:: CHALLENGE ::
Write out the material exactly, with the pictures left out.

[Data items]

■ ■ ■ ■ ■ ■ ■

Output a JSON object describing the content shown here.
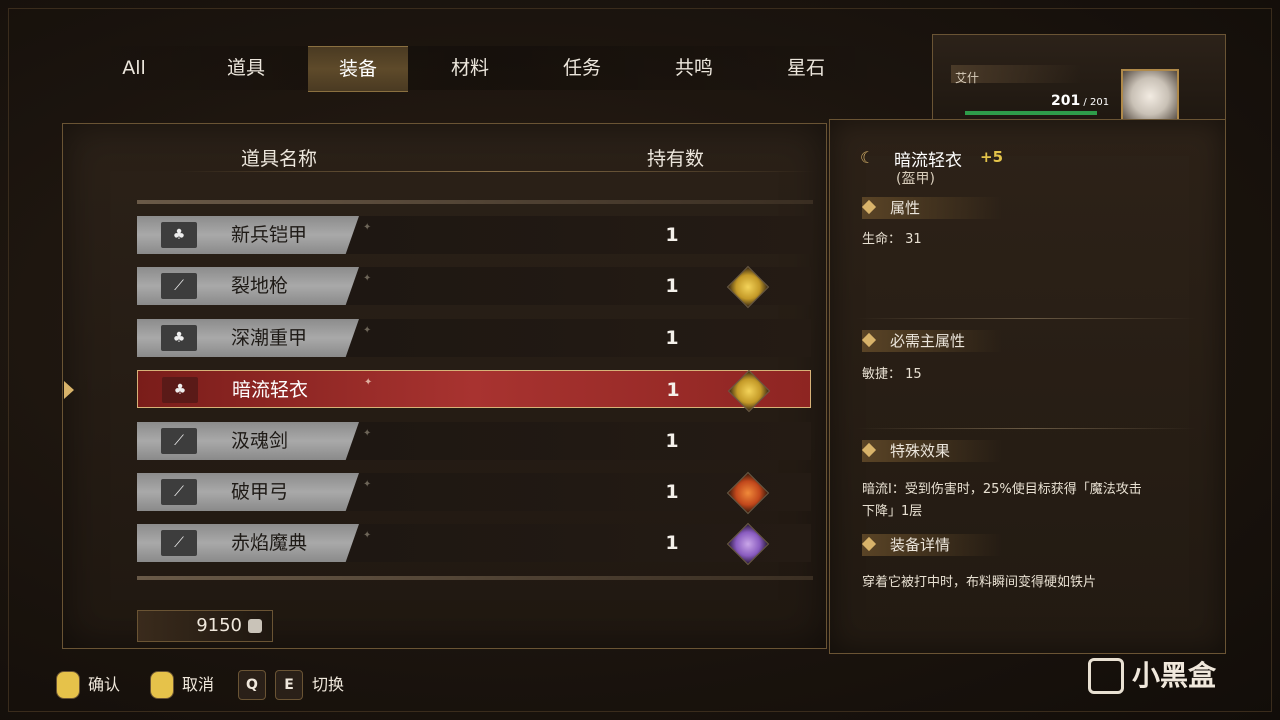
{
  "tabs": [
    "All",
    "道具",
    "装备",
    "材料",
    "任务",
    "共鸣",
    "星石"
  ],
  "active_tab_index": 2,
  "list": {
    "col_name": "道具名称",
    "col_count": "持有数",
    "items": [
      {
        "icon": "armor-icon",
        "name": "新兵铠甲",
        "count": "1",
        "equipped_avatar": null
      },
      {
        "icon": "sword-icon",
        "name": "裂地枪",
        "count": "1",
        "equipped_avatar": "blonde-character-avatar"
      },
      {
        "icon": "armor-icon",
        "name": "深潮重甲",
        "count": "1",
        "equipped_avatar": null
      },
      {
        "icon": "armor-icon",
        "name": "暗流轻衣",
        "count": "1",
        "equipped_avatar": "blonde-character-avatar"
      },
      {
        "icon": "sword-icon",
        "name": "汲魂剑",
        "count": "1",
        "equipped_avatar": null
      },
      {
        "icon": "sword-icon",
        "name": "破甲弓",
        "count": "1",
        "equipped_avatar": "orange-hair-character-avatar"
      },
      {
        "icon": "sword-icon",
        "name": "赤焰魔典",
        "count": "1",
        "equipped_avatar": "purple-hair-character-avatar"
      }
    ],
    "selected_index": 3
  },
  "money": "9150",
  "character": {
    "name": "艾什",
    "hp": "201",
    "hp_max": "201"
  },
  "detail": {
    "title": "暗流轻衣",
    "plus": "+5",
    "subtitle": "(盔甲)",
    "sections": {
      "attributes": {
        "label": "属性",
        "text": "生命： 31"
      },
      "required": {
        "label": "必需主属性",
        "text": "敏捷： 15"
      },
      "special": {
        "label": "特殊效果",
        "text_line1": "暗流Ⅰ：受到伤害时，25%使目标获得「魔法攻击",
        "text_line2": "下降」1层"
      },
      "details": {
        "label": "装备详情",
        "text": "穿着它被打中时，布料瞬间变得硬如铁片"
      }
    }
  },
  "footer": {
    "confirm": "确认",
    "cancel": "取消",
    "key_q": "Q",
    "key_e": "E",
    "switch": "切换"
  },
  "watermark": "小黑盒",
  "colors": {
    "selected_row": "#a83330",
    "accent_gold": "#d8b36a",
    "hp_bar": "#2e9c4a",
    "plus_text": "#e3c34a"
  }
}
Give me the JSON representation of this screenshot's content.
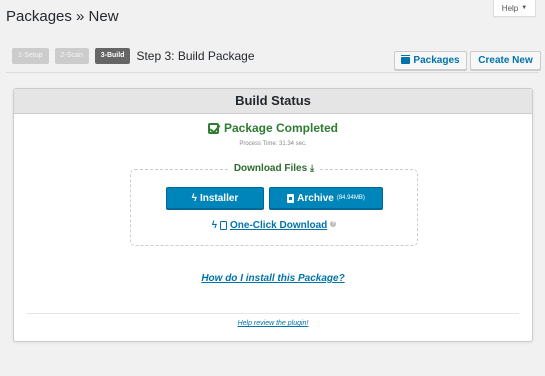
{
  "page": {
    "title": "Packages » New"
  },
  "help": {
    "label": "Help",
    "caret": "▼"
  },
  "steps": [
    {
      "label": "1-Setup",
      "active": false
    },
    {
      "label": "2-Scan",
      "active": false
    },
    {
      "label": "3-Build",
      "active": true
    }
  ],
  "step_title": "Step 3: Build Package",
  "toolbar": {
    "packages_label": "Packages",
    "create_new_label": "Create New"
  },
  "panel": {
    "heading": "Build Status",
    "status": "Package Completed",
    "process_time": "Process Time: 31.34 sec.",
    "download_label": "Download Files",
    "installer_label": "Installer",
    "archive_label": "Archive",
    "archive_size": "(84.94MB)",
    "oneclick_label": "One-Click Download",
    "howto_label": "How do I install this Package?",
    "review_label": "Help review the plugin!"
  },
  "colors": {
    "accent": "#0085ba",
    "link": "#0073aa",
    "success": "#2e7d32"
  }
}
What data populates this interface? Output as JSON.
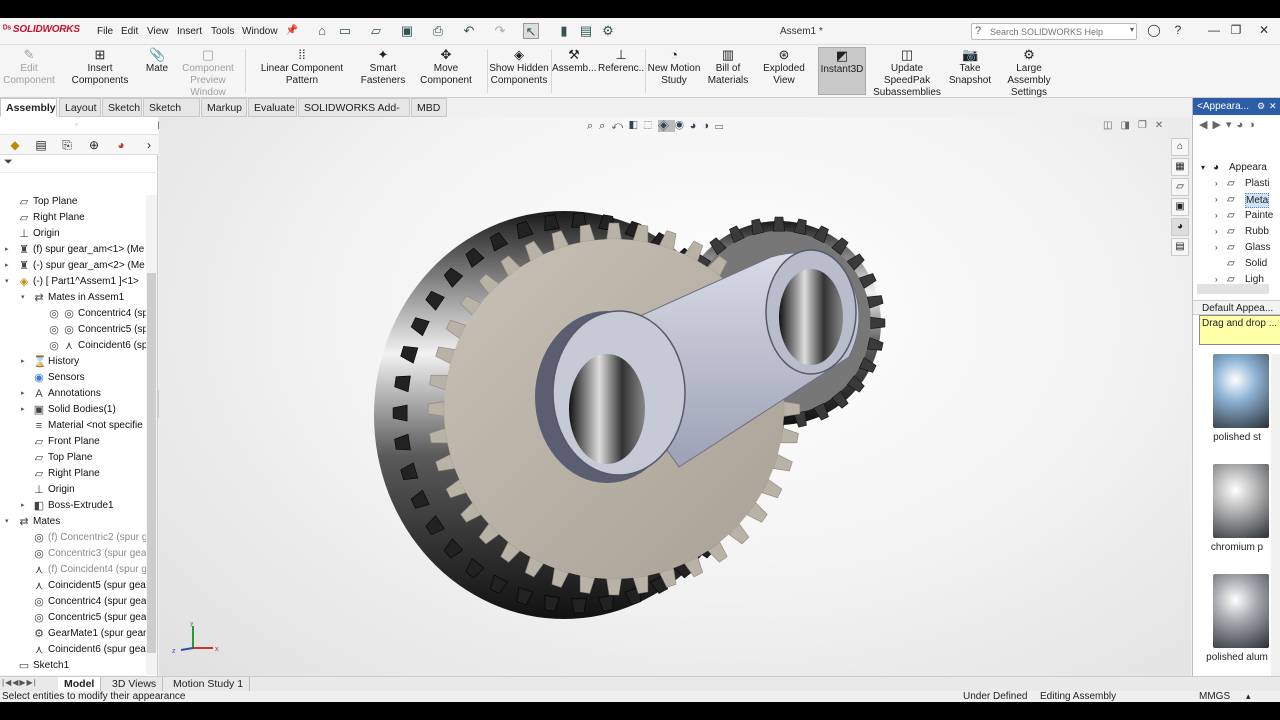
{
  "app": {
    "brand": "SOLIDWORKS",
    "title": "Assem1 *"
  },
  "menu": [
    "File",
    "Edit",
    "View",
    "Insert",
    "Tools",
    "Window"
  ],
  "search": {
    "placeholder": "Search SOLIDWORKS Help"
  },
  "ribbon": [
    {
      "label": "Edit Component",
      "disabled": true,
      "icon": "edit-component-icon"
    },
    {
      "label": "Insert Components",
      "icon": "insert-components-icon"
    },
    {
      "label": "Mate",
      "icon": "mate-icon"
    },
    {
      "label": "Component Preview Window",
      "disabled": true,
      "icon": "preview-window-icon"
    },
    {
      "label": "Linear Component Pattern",
      "icon": "pattern-icon"
    },
    {
      "label": "Smart Fasteners",
      "icon": "fastener-icon"
    },
    {
      "label": "Move Component",
      "icon": "move-component-icon"
    },
    {
      "label": "Show Hidden Components",
      "icon": "show-hidden-icon"
    },
    {
      "label": "Assemb...",
      "icon": "assembly-icon"
    },
    {
      "label": "Referenc...",
      "icon": "reference-icon"
    },
    {
      "label": "New Motion Study",
      "icon": "motion-study-icon"
    },
    {
      "label": "Bill of Materials",
      "icon": "bom-icon"
    },
    {
      "label": "Exploded View",
      "icon": "exploded-view-icon"
    },
    {
      "label": "Instant3D",
      "active": true,
      "icon": "instant3d-icon"
    },
    {
      "label": "Update SpeedPak Subassemblies",
      "icon": "speedpak-icon"
    },
    {
      "label": "Take Snapshot",
      "icon": "snapshot-icon"
    },
    {
      "label": "Large Assembly Settings",
      "icon": "large-assembly-icon"
    }
  ],
  "tabs": [
    "Assembly",
    "Layout",
    "Sketch",
    "Sketch Ink",
    "Markup",
    "Evaluate",
    "SOLIDWORKS Add-Ins",
    "MBD"
  ],
  "tree": [
    {
      "label": "Top Plane"
    },
    {
      "label": "Right Plane"
    },
    {
      "label": "Origin"
    },
    {
      "label": "(f) spur gear_am<1> (Me"
    },
    {
      "label": "(-) spur gear_am<2> (Me"
    },
    {
      "label": "(-) [ Part1^Assem1 ]<1>"
    },
    {
      "label": "Mates in Assem1"
    },
    {
      "label": "Concentric4 (sp"
    },
    {
      "label": "Concentric5 (sp"
    },
    {
      "label": "Coincident6 (sp"
    },
    {
      "label": "History"
    },
    {
      "label": "Sensors"
    },
    {
      "label": "Annotations"
    },
    {
      "label": "Solid Bodies(1)"
    },
    {
      "label": "Material <not specifie"
    },
    {
      "label": "Front Plane"
    },
    {
      "label": "Top Plane"
    },
    {
      "label": "Right Plane"
    },
    {
      "label": "Origin"
    },
    {
      "label": "Boss-Extrude1"
    },
    {
      "label": "Mates"
    },
    {
      "label": "(f) Concentric2 (spur g"
    },
    {
      "label": "Concentric3 (spur gea"
    },
    {
      "label": "(f) Coincident4 (spur g"
    },
    {
      "label": "Coincident5 (spur gea"
    },
    {
      "label": "Concentric4 (spur gea"
    },
    {
      "label": "Concentric5 (spur gea"
    },
    {
      "label": "GearMate1 (spur gear"
    },
    {
      "label": "Coincident6 (spur gea"
    },
    {
      "label": "Sketch1"
    }
  ],
  "right_panel": {
    "header": "<Appeara...",
    "tree": [
      "Appeara",
      "Plasti",
      "Meta",
      "Painte",
      "Rubb",
      "Glass",
      "Solid",
      "Ligh"
    ],
    "default_label": "Default Appea...",
    "tooltip": "Drag and drop ...",
    "swatches": [
      {
        "label": "polished st",
        "color": "#8fb4d6"
      },
      {
        "label": "chromium p",
        "color": "#b8b8b8"
      },
      {
        "label": "polished alum",
        "color": "#a9acb1"
      }
    ]
  },
  "triad": {
    "x": "x",
    "y": "y",
    "z": "z"
  },
  "bottom_tabs": [
    "Model",
    "3D Views",
    "Motion Study 1"
  ],
  "status": {
    "message": "Select entities to modify their appearance",
    "definition": "Under Defined",
    "mode": "Editing Assembly",
    "units": "MMGS"
  }
}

■ ■ ■ ■ ■ ■ ■

:: TASK SOLUTION ::
Output a JSON object describing the content shown here.
{
  "tabs": [
    "All",
    "道具",
    "装备",
    "材料",
    "任务",
    "共鸣",
    "星石"
  ],
  "active_tab_index": 2,
  "list": {
    "col_name": "道具名称",
    "col_count": "持有数",
    "items": [
      {
        "icon": "armor-icon",
        "name": "新兵铠甲",
        "count": "1",
        "equipped_avatar": null
      },
      {
        "icon": "sword-icon",
        "name": "裂地枪",
        "count": "1",
        "equipped_avatar": "blonde-character-avatar"
      },
      {
        "icon": "armor-icon",
        "name": "深潮重甲",
        "count": "1",
        "equipped_avatar": null
      },
      {
        "icon": "armor-icon",
        "name": "暗流轻衣",
        "count": "1",
        "equipped_avatar": "blonde-character-avatar"
      },
      {
        "icon": "sword-icon",
        "name": "汲魂剑",
        "count": "1",
        "equipped_avatar": null
      },
      {
        "icon": "sword-icon",
        "name": "破甲弓",
        "count": "1",
        "equipped_avatar": "orange-hair-character-avatar"
      },
      {
        "icon": "sword-icon",
        "name": "赤焰魔典",
        "count": "1",
        "equipped_avatar": "purple-hair-character-avatar"
      }
    ],
    "selected_index": 3
  },
  "money": "9150",
  "character": {
    "name": "艾什",
    "hp": "201",
    "hp_max": "201"
  },
  "detail": {
    "title": "暗流轻衣",
    "plus": "+5",
    "subtitle": "(盔甲)",
    "sections": {
      "attributes": {
        "label": "属性",
        "text": "生命： 31"
      },
      "required": {
        "label": "必需主属性",
        "text": "敏捷： 15"
      },
      "special": {
        "label": "特殊效果",
        "text_line1": "暗流Ⅰ：受到伤害时，25%使目标获得「魔法攻击",
        "text_line2": "下降」1层"
      },
      "details": {
        "label": "装备详情",
        "text": "穿着它被打中时，布料瞬间变得硬如铁片"
      }
    }
  },
  "footer": {
    "confirm": "确认",
    "cancel": "取消",
    "key_q": "Q",
    "key_e": "E",
    "switch": "切换"
  },
  "watermark": "小黑盒",
  "colors": {
    "selected_row": "#a83330",
    "accent_gold": "#d8b36a",
    "hp_bar": "#2e9c4a",
    "plus_text": "#e3c34a"
  }
}
Give me the JSON representation of this screenshot's content.
{
  "page": {
    "title": "Packages » New"
  },
  "help": {
    "label": "Help",
    "caret": "▼"
  },
  "steps": [
    {
      "label": "1-Setup",
      "active": false
    },
    {
      "label": "2-Scan",
      "active": false
    },
    {
      "label": "3-Build",
      "active": true
    }
  ],
  "step_title": "Step 3: Build Package",
  "toolbar": {
    "packages_label": "Packages",
    "create_new_label": "Create New"
  },
  "panel": {
    "heading": "Build Status",
    "status": "Package Completed",
    "process_time": "Process Time: 31.34 sec.",
    "download_label": "Download Files",
    "installer_label": "Installer",
    "archive_label": "Archive",
    "archive_size": "(84.94MB)",
    "oneclick_label": "One-Click Download",
    "howto_label": "How do I install this Package?",
    "review_label": "Help review the plugin!"
  },
  "colors": {
    "accent": "#0085ba",
    "link": "#0073aa",
    "success": "#2e7d32"
  }
}
What data populates this interface? Output as JSON.
{
  "app": {
    "brand": "SOLIDWORKS",
    "title": "Assem1 *"
  },
  "menu": [
    "File",
    "Edit",
    "View",
    "Insert",
    "Tools",
    "Window"
  ],
  "search": {
    "placeholder": "Search SOLIDWORKS Help"
  },
  "ribbon": [
    {
      "label": "Edit Component",
      "disabled": true,
      "icon": "edit-component-icon"
    },
    {
      "label": "Insert Components",
      "icon": "insert-components-icon"
    },
    {
      "label": "Mate",
      "icon": "mate-icon"
    },
    {
      "label": "Component Preview Window",
      "disabled": true,
      "icon": "preview-window-icon"
    },
    {
      "label": "Linear Component Pattern",
      "icon": "pattern-icon"
    },
    {
      "label": "Smart Fasteners",
      "icon": "fastener-icon"
    },
    {
      "label": "Move Component",
      "icon": "move-component-icon"
    },
    {
      "label": "Show Hidden Components",
      "icon": "show-hidden-icon"
    },
    {
      "label": "Assemb...",
      "icon": "assembly-icon"
    },
    {
      "label": "Referenc...",
      "icon": "reference-icon"
    },
    {
      "label": "New Motion Study",
      "icon": "motion-study-icon"
    },
    {
      "label": "Bill of Materials",
      "icon": "bom-icon"
    },
    {
      "label": "Exploded View",
      "icon": "exploded-view-icon"
    },
    {
      "label": "Instant3D",
      "active": true,
      "icon": "instant3d-icon"
    },
    {
      "label": "Update SpeedPak Subassemblies",
      "icon": "speedpak-icon"
    },
    {
      "label": "Take Snapshot",
      "icon": "snapshot-icon"
    },
    {
      "label": "Large Assembly Settings",
      "icon": "large-assembly-icon"
    }
  ],
  "tabs": [
    "Assembly",
    "Layout",
    "Sketch",
    "Sketch Ink",
    "Markup",
    "Evaluate",
    "SOLIDWORKS Add-Ins",
    "MBD"
  ],
  "tree": [
    {
      "label": "Top Plane"
    },
    {
      "label": "Right Plane"
    },
    {
      "label": "Origin"
    },
    {
      "label": "(f) spur gear_am<1> (Me"
    },
    {
      "label": "(-) spur gear_am<2> (Me"
    },
    {
      "label": "(-) [ Part1^Assem1 ]<1>"
    },
    {
      "label": "Mates in Assem1"
    },
    {
      "label": "Concentric4 (sp"
    },
    {
      "label": "Concentric5 (sp"
    },
    {
      "label": "Coincident6 (sp"
    },
    {
      "label": "History"
    },
    {
      "label": "Sensors"
    },
    {
      "label": "Annotations"
    },
    {
      "label": "Solid Bodies(1)"
    },
    {
      "label": "Material <not specifie"
    },
    {
      "label": "Front Plane"
    },
    {
      "label": "Top Plane"
    },
    {
      "label": "Right Plane"
    },
    {
      "label": "Origin"
    },
    {
      "label": "Boss-Extrude1"
    },
    {
      "label": "Mates"
    },
    {
      "label": "(f) Concentric2 (spur g"
    },
    {
      "label": "Concentric3 (spur gea"
    },
    {
      "label": "(f) Coincident4 (spur g"
    },
    {
      "label": "Coincident5 (spur gea"
    },
    {
      "label": "Concentric4 (spur gea"
    },
    {
      "label": "Concentric5 (spur gea"
    },
    {
      "label": "GearMate1 (spur gear"
    },
    {
      "label": "Coincident6 (spur gea"
    },
    {
      "label": "Sketch1"
    }
  ],
  "right_panel": {
    "header": "<Appeara...",
    "tree": [
      "Appeara",
      "Plasti",
      "Meta",
      "Painte",
      "Rubb",
      "Glass",
      "Solid",
      "Ligh"
    ],
    "default_label": "Default Appea...",
    "tooltip": "Drag and drop ...",
    "swatches": [
      {
        "label": "polished st",
        "color": "#8fb4d6"
      },
      {
        "label": "chromium p",
        "color": "#b8b8b8"
      },
      {
        "label": "polished alum",
        "color": "#a9acb1"
      }
    ]
  },
  "triad": {
    "x": "x",
    "y": "y",
    "z": "z"
  },
  "bottom_tabs": [
    "Model",
    "3D Views",
    "Motion Study 1"
  ],
  "status": {
    "message": "Select entities to modify their appearance",
    "definition": "Under Defined",
    "mode": "Editing Assembly",
    "units": "MMGS"
  }
}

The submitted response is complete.